*THE REQUEST*.
Check each line of the records below for the word "ſont" and copy those where it appears.
--- start ---
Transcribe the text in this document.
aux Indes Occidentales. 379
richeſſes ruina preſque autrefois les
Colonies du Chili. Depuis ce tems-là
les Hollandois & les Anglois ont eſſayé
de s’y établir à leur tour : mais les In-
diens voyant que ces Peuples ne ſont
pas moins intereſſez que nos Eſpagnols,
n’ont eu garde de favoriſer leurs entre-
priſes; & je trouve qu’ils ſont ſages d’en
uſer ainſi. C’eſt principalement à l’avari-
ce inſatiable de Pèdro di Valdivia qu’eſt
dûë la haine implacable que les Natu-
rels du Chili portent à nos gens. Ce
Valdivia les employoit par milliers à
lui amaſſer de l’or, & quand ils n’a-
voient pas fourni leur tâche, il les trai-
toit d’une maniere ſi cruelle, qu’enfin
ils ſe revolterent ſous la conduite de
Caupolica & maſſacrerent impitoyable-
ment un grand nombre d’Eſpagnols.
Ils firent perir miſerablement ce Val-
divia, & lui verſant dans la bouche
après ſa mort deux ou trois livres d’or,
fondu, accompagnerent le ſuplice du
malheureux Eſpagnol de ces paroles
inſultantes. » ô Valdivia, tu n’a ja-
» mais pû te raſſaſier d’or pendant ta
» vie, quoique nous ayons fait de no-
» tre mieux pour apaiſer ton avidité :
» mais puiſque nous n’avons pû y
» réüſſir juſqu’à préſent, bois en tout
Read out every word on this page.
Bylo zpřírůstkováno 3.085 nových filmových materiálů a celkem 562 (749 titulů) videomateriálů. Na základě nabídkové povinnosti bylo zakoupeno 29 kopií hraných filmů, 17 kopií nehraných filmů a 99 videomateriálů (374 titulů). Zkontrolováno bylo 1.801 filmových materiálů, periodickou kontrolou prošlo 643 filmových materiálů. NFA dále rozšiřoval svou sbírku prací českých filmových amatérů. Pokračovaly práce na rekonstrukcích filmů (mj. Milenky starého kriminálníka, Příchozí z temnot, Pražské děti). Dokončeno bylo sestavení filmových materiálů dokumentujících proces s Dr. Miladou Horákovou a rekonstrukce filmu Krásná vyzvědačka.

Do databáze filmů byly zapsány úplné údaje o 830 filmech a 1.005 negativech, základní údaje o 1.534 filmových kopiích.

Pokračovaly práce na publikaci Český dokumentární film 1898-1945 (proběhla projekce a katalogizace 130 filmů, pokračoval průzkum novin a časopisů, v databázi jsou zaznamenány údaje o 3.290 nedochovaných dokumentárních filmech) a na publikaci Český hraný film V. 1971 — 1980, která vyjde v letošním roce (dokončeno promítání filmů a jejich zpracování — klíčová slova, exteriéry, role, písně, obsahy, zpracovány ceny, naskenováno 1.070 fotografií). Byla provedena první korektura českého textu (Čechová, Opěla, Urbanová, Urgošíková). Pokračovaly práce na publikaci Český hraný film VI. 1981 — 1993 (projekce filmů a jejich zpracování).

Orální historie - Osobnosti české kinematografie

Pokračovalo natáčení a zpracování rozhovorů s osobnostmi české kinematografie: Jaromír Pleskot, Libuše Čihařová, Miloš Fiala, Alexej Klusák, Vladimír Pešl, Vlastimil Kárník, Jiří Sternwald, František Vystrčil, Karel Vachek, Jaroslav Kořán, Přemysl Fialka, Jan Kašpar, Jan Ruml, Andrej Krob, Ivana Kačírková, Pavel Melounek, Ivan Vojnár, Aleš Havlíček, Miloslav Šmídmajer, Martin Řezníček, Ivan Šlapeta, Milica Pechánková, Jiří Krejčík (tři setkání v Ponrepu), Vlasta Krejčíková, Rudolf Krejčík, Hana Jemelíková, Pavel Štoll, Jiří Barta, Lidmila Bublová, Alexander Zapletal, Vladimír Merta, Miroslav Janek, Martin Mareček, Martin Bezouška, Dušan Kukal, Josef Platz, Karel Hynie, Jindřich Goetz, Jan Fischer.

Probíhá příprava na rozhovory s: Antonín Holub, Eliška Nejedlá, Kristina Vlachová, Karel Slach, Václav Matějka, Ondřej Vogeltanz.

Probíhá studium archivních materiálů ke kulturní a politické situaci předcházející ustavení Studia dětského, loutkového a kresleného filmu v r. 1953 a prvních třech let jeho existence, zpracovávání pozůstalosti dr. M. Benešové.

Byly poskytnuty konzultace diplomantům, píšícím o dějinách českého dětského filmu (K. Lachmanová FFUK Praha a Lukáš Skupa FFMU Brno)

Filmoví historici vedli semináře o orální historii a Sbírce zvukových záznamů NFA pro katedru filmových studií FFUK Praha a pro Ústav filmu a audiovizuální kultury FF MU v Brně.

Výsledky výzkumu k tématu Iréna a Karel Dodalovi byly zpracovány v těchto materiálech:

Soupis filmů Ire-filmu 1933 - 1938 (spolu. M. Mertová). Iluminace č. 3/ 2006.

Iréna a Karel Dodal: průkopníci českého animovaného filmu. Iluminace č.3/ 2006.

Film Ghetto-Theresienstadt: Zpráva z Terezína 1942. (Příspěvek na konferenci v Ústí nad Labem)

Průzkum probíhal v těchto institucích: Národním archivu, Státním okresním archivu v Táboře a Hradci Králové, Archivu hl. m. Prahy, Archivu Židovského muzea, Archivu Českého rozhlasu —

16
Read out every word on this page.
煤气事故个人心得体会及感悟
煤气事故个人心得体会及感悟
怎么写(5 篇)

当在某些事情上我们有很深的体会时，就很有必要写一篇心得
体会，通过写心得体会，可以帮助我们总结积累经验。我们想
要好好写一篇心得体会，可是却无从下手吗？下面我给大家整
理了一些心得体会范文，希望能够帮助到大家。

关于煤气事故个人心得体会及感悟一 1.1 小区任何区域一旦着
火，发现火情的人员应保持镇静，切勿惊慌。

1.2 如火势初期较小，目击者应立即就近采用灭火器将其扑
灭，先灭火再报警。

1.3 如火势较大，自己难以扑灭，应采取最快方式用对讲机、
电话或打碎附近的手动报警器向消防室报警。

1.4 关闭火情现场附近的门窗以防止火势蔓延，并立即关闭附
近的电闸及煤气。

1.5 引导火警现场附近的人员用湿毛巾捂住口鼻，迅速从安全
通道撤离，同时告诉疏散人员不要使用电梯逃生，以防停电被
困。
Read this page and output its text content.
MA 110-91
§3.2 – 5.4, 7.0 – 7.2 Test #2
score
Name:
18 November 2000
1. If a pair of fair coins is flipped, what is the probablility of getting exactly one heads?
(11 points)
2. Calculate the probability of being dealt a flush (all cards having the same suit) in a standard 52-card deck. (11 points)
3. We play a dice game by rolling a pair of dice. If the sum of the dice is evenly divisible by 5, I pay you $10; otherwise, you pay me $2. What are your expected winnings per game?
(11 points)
--- end ---
*COMPLETED EXERCISE*.
diens voyant que ces Peuples ne ſont
priſes; & je trouve qu’ils ſont ſages d’en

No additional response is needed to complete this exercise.